Objective: Copy each line exactly. Drop every picture.

Recorded data:
━━━━

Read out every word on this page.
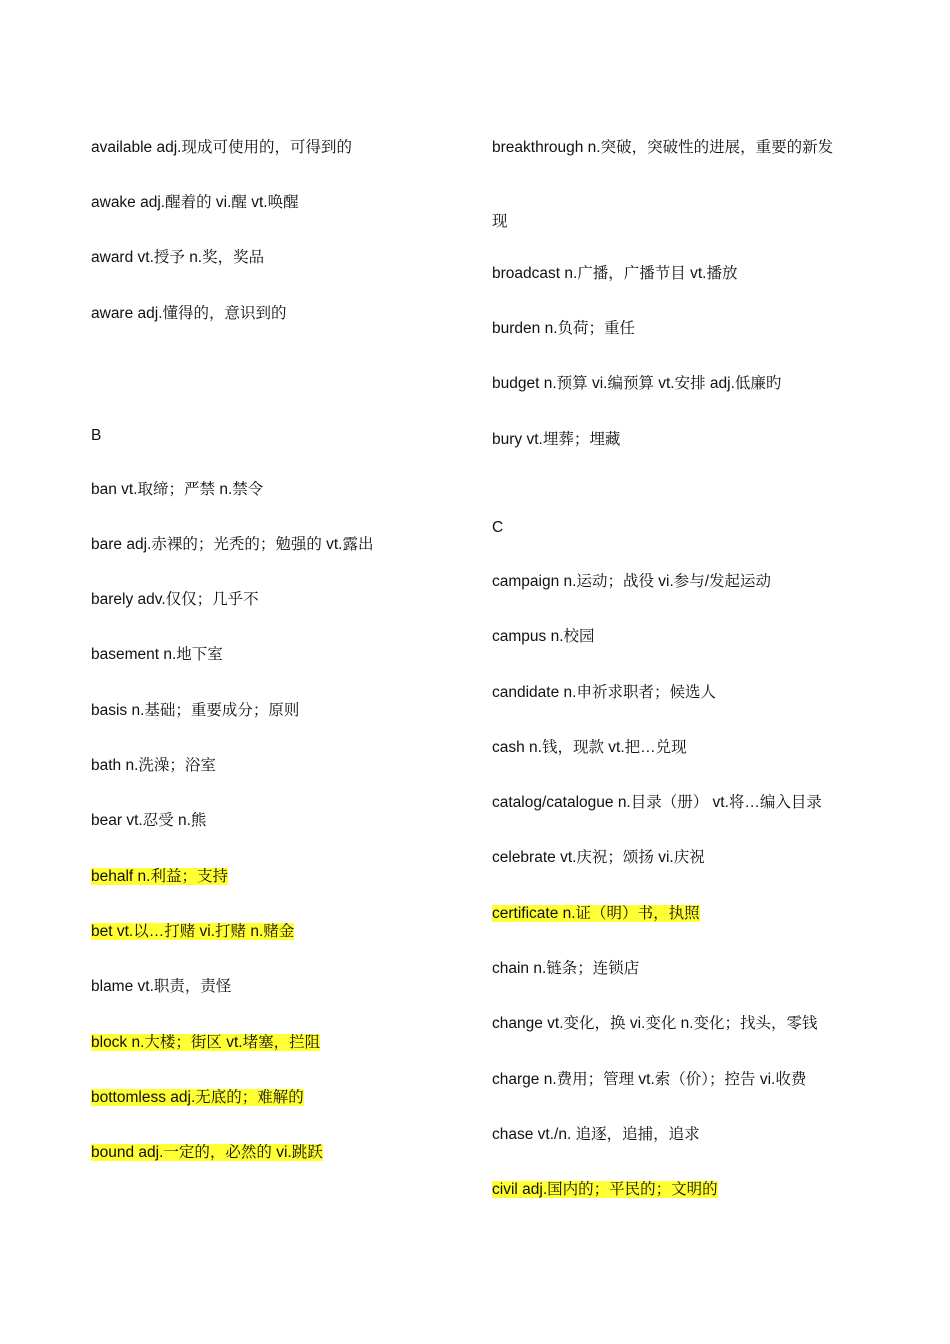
available adj.现成可使用的，可得到的
awake adj.醒着的 vi.醒 vt.唤醒
award vt.授予 n.奖，奖品
aware adj.懂得的，意识到的
B
ban vt.取缔；严禁 n.禁令
bare adj.赤裸的；光秃的；勉强的 vt.露出
barely adv.仅仅；几乎不
basement n.地下室
basis n.基础；重要成分；原则
bath n.洗澡；浴室
bear vt.忍受 n.熊
behalf n.利益；支持
bet vt.以…打赌 vi.打赌 n.赌金
blame vt.职责，责怪
block n.大楼；街区 vt.堵塞，拦阻
bottomless adj.无底的；难解的
bound adj.一定的，必然的 vi.跳跃
breakthrough n.突破，突破性的进展，重要的新发
现
broadcast n.广播，广播节目 vt.播放
burden n.负荷；重任
budget n.预算 vi.编预算 vt.安排 adj.低廉旳
bury vt.埋葬；埋藏
C
campaign n.运动；战役 vi.参与/发起运动
campus n.校园
candidate n.申祈求职者；候选人
cash n.钱，现款 vt.把…兑现
catalog/catalogue n.目录（册） vt.将…编入目录
celebrate vt.庆祝；颂扬 vi.庆祝
certificate n.证（明）书，执照
chain n.链条；连锁店
change vt.变化，换 vi.变化 n.变化；找头，零钱
charge n.费用；管理 vt.索（价）；控告 vi.收费
chase vt./n. 追逐，追捕，追求
civil adj.国内的；平民的；文明的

━━━━

Exercise output:
Read out every word on this page.
available adj.现成可使用的，可得到的
awake adj.醒着的 vi.醒 vt.唤醒
award vt.授予 n.奖，奖品
aware adj.懂得的，意识到的
B
ban vt.取缔；严禁 n.禁令
bare adj.赤裸的；光秃的；勉强的 vt.露出
barely adv.仅仅；几乎不
basement n.地下室
basis n.基础；重要成分；原则
bath n.洗澡；浴室
bear vt.忍受 n.熊
behalf n.利益；支持
bet vt.以…打赌 vi.打赌 n.赌金
blame vt.职责，责怪
block n.大楼；街区 vt.堵塞，拦阻
bottomless adj.无底的；难解的
bound adj.一定的，必然的 vi.跳跃
breakthrough n.突破，突破性的进展，重要的新发
现
broadcast n.广播，广播节目 vt.播放
burden n.负荷；重任
budget n.预算 vi.编预算 vt.安排 adj.低廉旳
bury vt.埋葬；埋藏
C
campaign n.运动；战役 vi.参与/发起运动
campus n.校园
candidate n.申祈求职者；候选人
cash n.钱，现款 vt.把…兑现
catalog/catalogue n.目录（册） vt.将…编入目录
celebrate vt.庆祝；颂扬 vi.庆祝
certificate n.证（明）书，执照
chain n.链条；连锁店
change vt.变化，换 vi.变化 n.变化；找头，零钱
charge n.费用；管理 vt.索（价）；控告 vi.收费
chase vt./n. 追逐，追捕，追求
civil adj.国内的；平民的；文明的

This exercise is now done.